GOAL
Quote the listing below in full and exactly as written, but omit every picture.

++++ LISTED ENTRIES

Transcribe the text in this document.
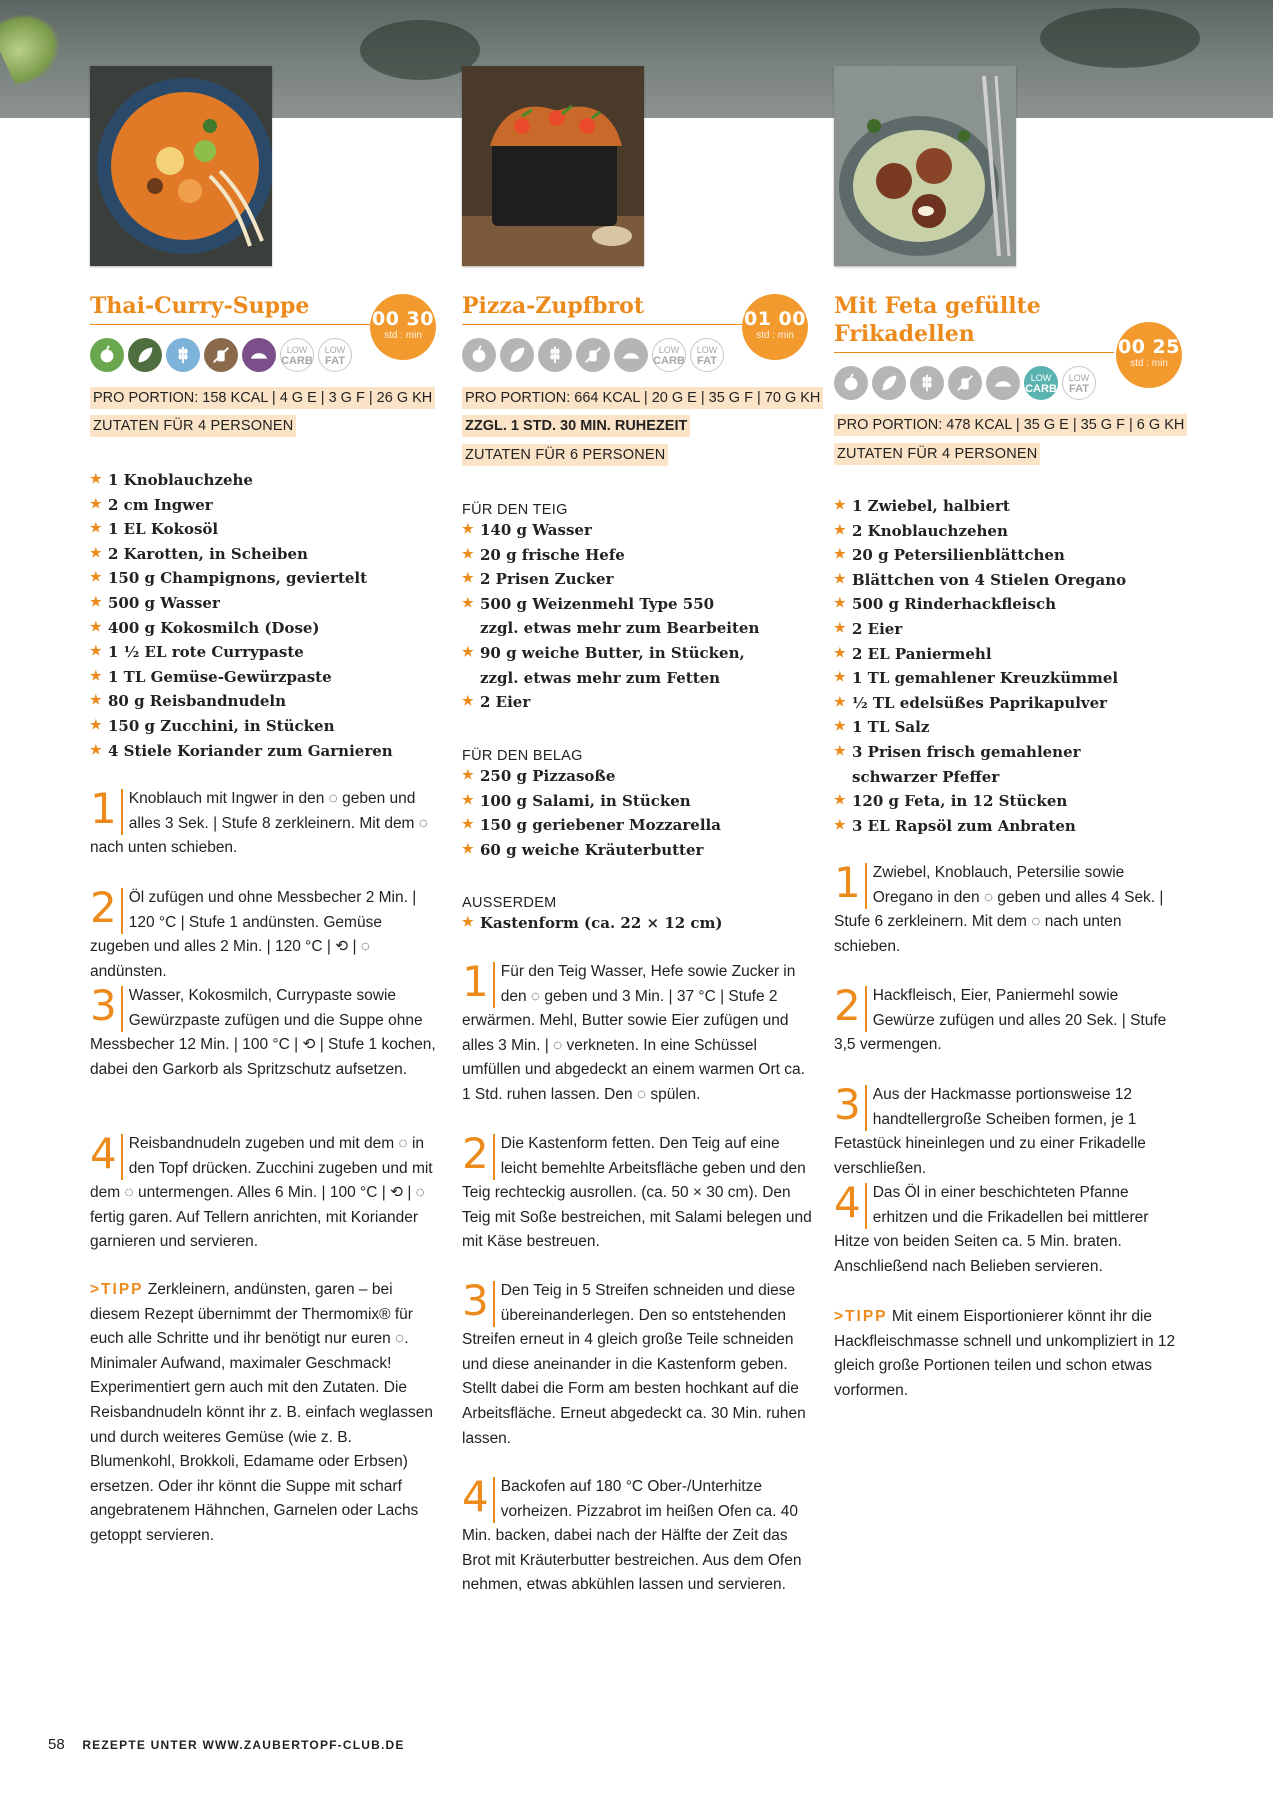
Thai-Curry-Suppe	00 30
std : min
LOW
CARB
LOW
FAT
PRO PORTION: 158 KCAL | 4 G E | 3 G F | 26 G KH
ZUTATEN FÜR 4 PERSONEN
★ 1 Knoblauchzehe
★ 2 cm Ingwer
★ 1 EL Kokosöl
★ 2 Karotten, in Scheiben
★ 150 g Champignons, geviertelt
★ 500 g Wasser
★ 400 g Kokosmilch (Dose)
★ 1 ½ EL rote Currypaste
★ 1 TL Gemüse-Gewürzpaste
★ 80 g Reisbandnudeln
★ 150 g Zucchini, in Stücken
★ 4 Stiele Koriander zum Garnieren
1 Knoblauch mit Ingwer in den ◌ geben und alles 3 Sek. | Stufe 8 zerkleinern. Mit dem ◌ nach unten schieben.
2 Öl zufügen und ohne Messbecher 2 Min. | 120 °C | Stufe 1 andünsten. Gemüse zugeben und alles 2 Min. | 120 °C | ⟲ | ◌ andünsten.
3 Wasser, Kokosmilch, Currypaste sowie Gewürzpaste zufügen und die Suppe ohne Messbecher 12 Min. | 100 °C | ⟲ | Stufe 1 kochen, dabei den Garkorb als Spritzschutz aufsetzen.
4 Reisbandnudeln zugeben und mit dem ◌ in den Topf drücken. Zucchini zugeben und mit dem ◌ untermengen. Alles 6 Min. | 100 °C | ⟲ | ◌ fertig garen. Auf Tellern anrichten, mit Koriander garnieren und servieren.
>TIPP Zerkleinern, andünsten, garen – bei diesem Rezept übernimmt der Thermomix® für euch alle Schritte und ihr benötigt nur euren ◌. Minimaler Aufwand, maximaler Geschmack! Experimentiert gern auch mit den Zutaten. Die Reisbandnudeln könnt ihr z. B. einfach weglassen und durch weiteres Gemüse (wie z. B. Blumenkohl, Brokkoli, Edamame oder Erbsen) ersetzen. Oder ihr könnt die Suppe mit scharf angebratenem Hähnchen, Garnelen oder Lachs getoppt servieren.
Pizza-Zupfbrot	01 00
std : min
LOW
CARB
LOW
FAT
PRO PORTION: 664 KCAL | 20 G E | 35 G F | 70 G KH
ZZGL. 1 STD. 30 MIN. RUHEZEIT
ZUTATEN FÜR 6 PERSONEN
FÜR DEN TEIG
★ 140 g Wasser
★ 20 g frische Hefe
★ 2 Prisen Zucker
★ 500 g Weizenmehl Type 550
zzgl. etwas mehr zum Bearbeiten
★ 90 g weiche Butter, in Stücken,
zzgl. etwas mehr zum Fetten
★ 2 Eier
FÜR DEN BELAG
★ 250 g Pizzasoße
★ 100 g Salami, in Stücken
★ 150 g geriebener Mozzarella
★ 60 g weiche Kräuterbutter
AUSSERDEM
★ Kastenform (ca. 22 × 12 cm)
1 Für den Teig Wasser, Hefe sowie Zucker in den ◌ geben und 3 Min. | 37 °C | Stufe 2 erwärmen. Mehl, Butter sowie Eier zufügen und alles 3 Min. | ◌ verkneten. In eine Schüssel umfüllen und abgedeckt an einem warmen Ort ca. 1 Std. ruhen lassen. Den ◌ spülen.
2 Die Kastenform fetten. Den Teig auf eine leicht bemehlte Arbeitsfläche geben und den Teig rechteckig ausrollen. (ca. 50 × 30 cm). Den Teig mit Soße bestreichen, mit Salami belegen und mit Käse bestreuen.
3 Den Teig in 5 Streifen schneiden und diese übereinanderlegen. Den so entstehenden Streifen erneut in 4 gleich große Teile schneiden und diese aneinander in die Kastenform geben. Stellt dabei die Form am besten hochkant auf die Arbeitsfläche. Erneut abgedeckt ca. 30 Min. ruhen lassen.
4 Backofen auf 180 °C Ober-/Unterhitze vorheizen. Pizzabrot im heißen Ofen ca. 40 Min. backen, dabei nach der Hälfte der Zeit das Brot mit Kräuterbutter bestreichen. Aus dem Ofen nehmen, etwas abkühlen lassen und servieren.
Mit Feta gefüllte
Frikadellen	00 25
std : min
LOW
CARB
LOW
FAT
PRO PORTION: 478 KCAL | 35 G E | 35 G F | 6 G KH
ZUTATEN FÜR 4 PERSONEN
★ 1 Zwiebel, halbiert
★ 2 Knoblauchzehen
★ 20 g Petersilienblättchen
★ Blättchen von 4 Stielen Oregano
★ 500 g Rinderhackfleisch
★ 2 Eier
★ 2 EL Paniermehl
★ 1 TL gemahlener Kreuzkümmel
★ ½ TL edelsüßes Paprikapulver
★ 1 TL Salz
★ 3 Prisen frisch gemahlener
schwarzer Pfeffer
★ 120 g Feta, in 12 Stücken
★ 3 EL Rapsöl zum Anbraten
1 Zwiebel, Knoblauch, Petersilie sowie Oregano in den ◌ geben und alles 4 Sek. | Stufe 6 zerkleinern. Mit dem ◌ nach unten schieben.
2 Hackfleisch, Eier, Paniermehl sowie Gewürze zufügen und alles 20 Sek. | Stufe 3,5 vermengen.
3 Aus der Hackmasse portionsweise 12 handtellergroße Scheiben formen, je 1 Fetastück hineinlegen und zu einer Frikadelle verschließen.
4 Das Öl in einer beschichteten Pfanne erhitzen und die Frikadellen bei mittlerer Hitze von beiden Seiten ca. 5 Min. braten. Anschließend nach Belieben servieren.
>TIPP Mit einem Eisportionierer könnt ihr die Hackfleischmasse schnell und unkompliziert in 12 gleich große Portionen teilen und schon etwas vorformen.
58 REZEPTE UNTER WWW.ZAUBERTOPF-CLUB.DE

++++++++

RESULT
Transcribe the text in this document.
Thai-Curry-Suppe	00 30
std : min
LOW
CARB
LOW
FAT
PRO PORTION: 158 KCAL | 4 G E | 3 G F | 26 G KH
ZUTATEN FÜR 4 PERSONEN
★ 1 Knoblauchzehe
★ 2 cm Ingwer
★ 1 EL Kokosöl
★ 2 Karotten, in Scheiben
★ 150 g Champignons, geviertelt
★ 500 g Wasser
★ 400 g Kokosmilch (Dose)
★ 1 ½ EL rote Currypaste
★ 1 TL Gemüse-Gewürzpaste
★ 80 g Reisbandnudeln
★ 150 g Zucchini, in Stücken
★ 4 Stiele Koriander zum Garnieren
1 Knoblauch mit Ingwer in den ◌ geben und alles 3 Sek. | Stufe 8 zerkleinern. Mit dem ◌ nach unten schieben.
2 Öl zufügen und ohne Messbecher 2 Min. | 120 °C | Stufe 1 andünsten. Gemüse zugeben und alles 2 Min. | 120 °C | ⟲ | ◌ andünsten.
3 Wasser, Kokosmilch, Currypaste sowie Gewürzpaste zufügen und die Suppe ohne Messbecher 12 Min. | 100 °C | ⟲ | Stufe 1 kochen, dabei den Garkorb als Spritzschutz aufsetzen.
4 Reisbandnudeln zugeben und mit dem ◌ in den Topf drücken. Zucchini zugeben und mit dem ◌ untermengen. Alles 6 Min. | 100 °C | ⟲ | ◌ fertig garen. Auf Tellern anrichten, mit Koriander garnieren und servieren.
>TIPP Zerkleinern, andünsten, garen – bei diesem Rezept übernimmt der Thermomix® für euch alle Schritte und ihr benötigt nur euren ◌. Minimaler Aufwand, maximaler Geschmack! Experimentiert gern auch mit den Zutaten. Die Reisbandnudeln könnt ihr z. B. einfach weglassen und durch weiteres Gemüse (wie z. B. Blumenkohl, Brokkoli, Edamame oder Erbsen) ersetzen. Oder ihr könnt die Suppe mit scharf angebratenem Hähnchen, Garnelen oder Lachs getoppt servieren.
Pizza-Zupfbrot	01 00
std : min
LOW
CARB
LOW
FAT
PRO PORTION: 664 KCAL | 20 G E | 35 G F | 70 G KH
ZZGL. 1 STD. 30 MIN. RUHEZEIT
ZUTATEN FÜR 6 PERSONEN
FÜR DEN TEIG
★ 140 g Wasser
★ 20 g frische Hefe
★ 2 Prisen Zucker
★ 500 g Weizenmehl Type 550
zzgl. etwas mehr zum Bearbeiten
★ 90 g weiche Butter, in Stücken,
zzgl. etwas mehr zum Fetten
★ 2 Eier
FÜR DEN BELAG
★ 250 g Pizzasoße
★ 100 g Salami, in Stücken
★ 150 g geriebener Mozzarella
★ 60 g weiche Kräuterbutter
AUSSERDEM
★ Kastenform (ca. 22 × 12 cm)
1 Für den Teig Wasser, Hefe sowie Zucker in den ◌ geben und 3 Min. | 37 °C | Stufe 2 erwärmen. Mehl, Butter sowie Eier zufügen und alles 3 Min. | ◌ verkneten. In eine Schüssel umfüllen und abgedeckt an einem warmen Ort ca. 1 Std. ruhen lassen. Den ◌ spülen.
2 Die Kastenform fetten. Den Teig auf eine leicht bemehlte Arbeitsfläche geben und den Teig rechteckig ausrollen. (ca. 50 × 30 cm). Den Teig mit Soße bestreichen, mit Salami belegen und mit Käse bestreuen.
3 Den Teig in 5 Streifen schneiden und diese übereinanderlegen. Den so entstehenden Streifen erneut in 4 gleich große Teile schneiden und diese aneinander in die Kastenform geben. Stellt dabei die Form am besten hochkant auf die Arbeitsfläche. Erneut abgedeckt ca. 30 Min. ruhen lassen.
4 Backofen auf 180 °C Ober-/Unterhitze vorheizen. Pizzabrot im heißen Ofen ca. 40 Min. backen, dabei nach der Hälfte der Zeit das Brot mit Kräuterbutter bestreichen. Aus dem Ofen nehmen, etwas abkühlen lassen und servieren.
Mit Feta gefüllte
Frikadellen	00 25
std : min
LOW
CARB
LOW
FAT
PRO PORTION: 478 KCAL | 35 G E | 35 G F | 6 G KH
ZUTATEN FÜR 4 PERSONEN
★ 1 Zwiebel, halbiert
★ 2 Knoblauchzehen
★ 20 g Petersilienblättchen
★ Blättchen von 4 Stielen Oregano
★ 500 g Rinderhackfleisch
★ 2 Eier
★ 2 EL Paniermehl
★ 1 TL gemahlener Kreuzkümmel
★ ½ TL edelsüßes Paprikapulver
★ 1 TL Salz
★ 3 Prisen frisch gemahlener
schwarzer Pfeffer
★ 120 g Feta, in 12 Stücken
★ 3 EL Rapsöl zum Anbraten
1 Zwiebel, Knoblauch, Petersilie sowie Oregano in den ◌ geben und alles 4 Sek. | Stufe 6 zerkleinern. Mit dem ◌ nach unten schieben.
2 Hackfleisch, Eier, Paniermehl sowie Gewürze zufügen und alles 20 Sek. | Stufe 3,5 vermengen.
3 Aus der Hackmasse portionsweise 12 handtellergroße Scheiben formen, je 1 Fetastück hineinlegen und zu einer Frikadelle verschließen.
4 Das Öl in einer beschichteten Pfanne erhitzen und die Frikadellen bei mittlerer Hitze von beiden Seiten ca. 5 Min. braten. Anschließend nach Belieben servieren.
>TIPP Mit einem Eisportionierer könnt ihr die Hackfleischmasse schnell und unkompliziert in 12 gleich große Portionen teilen und schon etwas vorformen.
58 REZEPTE UNTER WWW.ZAUBERTOPF-CLUB.DE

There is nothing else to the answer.